PROMPT A – Repeat the records word for word, from their first line up to and including the line that contains "annotation-highlight-box — [441, 594, 515, 662]".

SELECTED EXCERPT –
▬▬▬▬▬▬▬▬▬▬

Expected values

The definition of a random variable's mean can be generalised to give the expected value of an arbitrary function of the random variable.

Definition

The expected value of a function \(g(X)\) of a discrete random variable, \(X\), is defined to be

\[ E\big[g(X)\big] = \sum_{\text{all } x} {g(x) \times p(x)} \]

As with the definition of the variable's mean, this definition 'weights' the possible values, g(x), with their probabilities of arising.

The following two results make it easier to evaluate expected values.

Linear function of a random variable

If \(X\) is a discrete random variable and \(a\) and \(b\) are constants,

\[ E\big[a + b \times X\big] \;\;=\;\; a + b \times E[X] \]
\[ \begin{align} E\big[a + b \times X\big] & = \sum_{\text{all } x} {(a + b \times x) \times p(x)} \\[0.3em] & = \sum_{\text{all } x} {\left( a \times p(x) \; + \; b \times x \times p(x) \right)} \\[0.3em] & = a \times \sum_{\text{all } x} {p(x)} \; + \; b \times \sum_{\text{all } x} { x \times p(x)} \\ & = a \; + \; b \times E[X] \end{align} \]

since \(\sum {p(x)} = 1. \)

We can also easily find the expected value of the sum of two functions of \(X\).

Sum of two functions of X

If \(X\) is a discrete random variable and \(g(X)\) and \(h(X)\) are functions of it,

\[ E\big[g(X) + h(X)\big] \;\;=\;\; E\big[g(X)\big] + E\big[h(X)\big] \]
\[ \begin{align} E\big[g(X) + h(X)\big] & = \sum_{\text{all } x} {\big(g(X) + h(X)\big) \times p(x)} \\ & = \sum_{\text{all } x} {g(X) \times p(x)} \; + \; \sum_{\text{all } x} {h(X) \times p(x)} \\ & = E\big[g(X)\big] + E\big[h(X)\big] \end{align} \]

▬▬▬▬▬▬▬▬▬▬

SUPPLIED MATERIAL –

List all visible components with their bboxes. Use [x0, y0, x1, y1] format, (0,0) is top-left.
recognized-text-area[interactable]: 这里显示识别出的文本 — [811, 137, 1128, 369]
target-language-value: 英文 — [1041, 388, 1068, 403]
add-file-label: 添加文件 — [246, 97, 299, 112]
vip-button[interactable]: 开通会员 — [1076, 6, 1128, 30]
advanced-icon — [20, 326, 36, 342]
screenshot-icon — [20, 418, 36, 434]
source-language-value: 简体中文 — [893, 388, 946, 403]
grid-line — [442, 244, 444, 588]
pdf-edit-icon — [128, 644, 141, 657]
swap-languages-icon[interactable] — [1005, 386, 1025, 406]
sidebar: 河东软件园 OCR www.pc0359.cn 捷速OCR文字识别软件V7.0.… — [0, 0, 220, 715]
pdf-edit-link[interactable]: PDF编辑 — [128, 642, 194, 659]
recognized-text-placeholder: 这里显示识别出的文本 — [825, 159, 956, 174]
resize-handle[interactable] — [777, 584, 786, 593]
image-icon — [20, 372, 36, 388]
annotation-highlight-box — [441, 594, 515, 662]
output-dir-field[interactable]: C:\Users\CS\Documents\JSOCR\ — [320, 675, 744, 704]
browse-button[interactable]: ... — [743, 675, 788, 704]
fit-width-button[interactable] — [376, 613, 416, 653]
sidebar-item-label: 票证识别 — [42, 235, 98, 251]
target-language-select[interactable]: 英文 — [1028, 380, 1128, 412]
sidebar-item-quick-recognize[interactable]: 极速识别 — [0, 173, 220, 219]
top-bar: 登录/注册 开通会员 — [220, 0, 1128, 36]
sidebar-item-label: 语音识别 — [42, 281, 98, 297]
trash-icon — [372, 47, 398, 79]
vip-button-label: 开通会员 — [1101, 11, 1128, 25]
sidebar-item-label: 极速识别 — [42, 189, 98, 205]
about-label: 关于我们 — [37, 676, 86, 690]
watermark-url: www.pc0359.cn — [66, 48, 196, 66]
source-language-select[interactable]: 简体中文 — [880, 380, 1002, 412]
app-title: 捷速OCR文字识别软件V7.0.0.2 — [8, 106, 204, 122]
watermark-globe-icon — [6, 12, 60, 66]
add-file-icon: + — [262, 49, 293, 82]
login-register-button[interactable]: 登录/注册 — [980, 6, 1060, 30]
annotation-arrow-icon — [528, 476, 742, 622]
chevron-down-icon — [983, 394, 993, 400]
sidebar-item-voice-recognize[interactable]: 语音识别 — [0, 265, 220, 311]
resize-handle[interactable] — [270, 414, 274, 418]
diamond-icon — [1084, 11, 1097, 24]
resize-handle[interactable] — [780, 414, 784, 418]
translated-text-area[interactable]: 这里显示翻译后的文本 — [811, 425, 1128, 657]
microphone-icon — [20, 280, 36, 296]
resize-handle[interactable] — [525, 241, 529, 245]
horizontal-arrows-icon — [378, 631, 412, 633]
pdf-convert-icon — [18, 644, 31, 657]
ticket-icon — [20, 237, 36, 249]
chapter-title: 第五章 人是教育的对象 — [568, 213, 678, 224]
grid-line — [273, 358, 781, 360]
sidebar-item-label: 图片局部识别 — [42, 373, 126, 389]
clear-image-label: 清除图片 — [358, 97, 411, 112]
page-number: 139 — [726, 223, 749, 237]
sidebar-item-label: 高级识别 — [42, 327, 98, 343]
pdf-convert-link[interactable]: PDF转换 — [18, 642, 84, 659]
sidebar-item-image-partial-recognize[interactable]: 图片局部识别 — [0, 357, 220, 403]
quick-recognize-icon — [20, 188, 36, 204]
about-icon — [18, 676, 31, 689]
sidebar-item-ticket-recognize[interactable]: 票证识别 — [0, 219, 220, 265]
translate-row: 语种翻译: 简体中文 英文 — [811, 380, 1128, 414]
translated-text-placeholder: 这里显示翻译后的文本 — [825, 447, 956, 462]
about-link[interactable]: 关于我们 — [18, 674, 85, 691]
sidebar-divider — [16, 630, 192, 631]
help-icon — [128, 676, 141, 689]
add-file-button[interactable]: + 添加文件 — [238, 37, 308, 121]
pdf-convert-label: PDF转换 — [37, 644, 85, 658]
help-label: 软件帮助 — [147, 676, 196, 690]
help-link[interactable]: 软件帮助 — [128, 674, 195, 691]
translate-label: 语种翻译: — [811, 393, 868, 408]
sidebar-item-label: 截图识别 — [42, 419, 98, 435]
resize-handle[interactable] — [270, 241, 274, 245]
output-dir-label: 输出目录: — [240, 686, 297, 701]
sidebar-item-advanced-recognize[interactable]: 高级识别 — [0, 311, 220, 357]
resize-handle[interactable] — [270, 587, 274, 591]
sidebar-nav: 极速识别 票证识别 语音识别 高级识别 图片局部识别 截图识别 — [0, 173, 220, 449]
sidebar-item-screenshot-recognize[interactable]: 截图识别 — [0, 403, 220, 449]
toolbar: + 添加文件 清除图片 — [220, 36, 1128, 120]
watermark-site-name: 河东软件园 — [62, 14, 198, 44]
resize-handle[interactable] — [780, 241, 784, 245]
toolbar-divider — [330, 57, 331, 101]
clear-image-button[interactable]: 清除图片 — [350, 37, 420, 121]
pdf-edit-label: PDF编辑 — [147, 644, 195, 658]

▬▬▬▬▬▬▬▬▬▬

PROMPT B – In the text on expected values, rewrite the paragraph beginning "As with the definition of the variable's mean" in fewer words, keeping its main point.

WRITTEN REPLY A –
List all visible components with their bboxes. Use [x0, y0, x1, y1] format, (0,0) is top-left.
recognized-text-area[interactable]: 这里显示识别出的文本 — [811, 137, 1128, 369]
target-language-value: 英文 — [1041, 388, 1068, 403]
add-file-label: 添加文件 — [246, 97, 299, 112]
vip-button[interactable]: 开通会员 — [1076, 6, 1128, 30]
advanced-icon — [20, 326, 36, 342]
screenshot-icon — [20, 418, 36, 434]
source-language-value: 简体中文 — [893, 388, 946, 403]
grid-line — [442, 244, 444, 588]
pdf-edit-icon — [128, 644, 141, 657]
swap-languages-icon[interactable] — [1005, 386, 1025, 406]
sidebar: 河东软件园 OCR www.pc0359.cn 捷速OCR文字识别软件V7.0.… — [0, 0, 220, 715]
pdf-edit-link[interactable]: PDF编辑 — [128, 642, 194, 659]
recognized-text-placeholder: 这里显示识别出的文本 — [825, 159, 956, 174]
resize-handle[interactable] — [777, 584, 786, 593]
image-icon — [20, 372, 36, 388]
annotation-highlight-box — [441, 594, 515, 662]

WRITTEN REPLY B – Like the definition of the mean, this definition weights each possible value, g(x), by its probability of arising.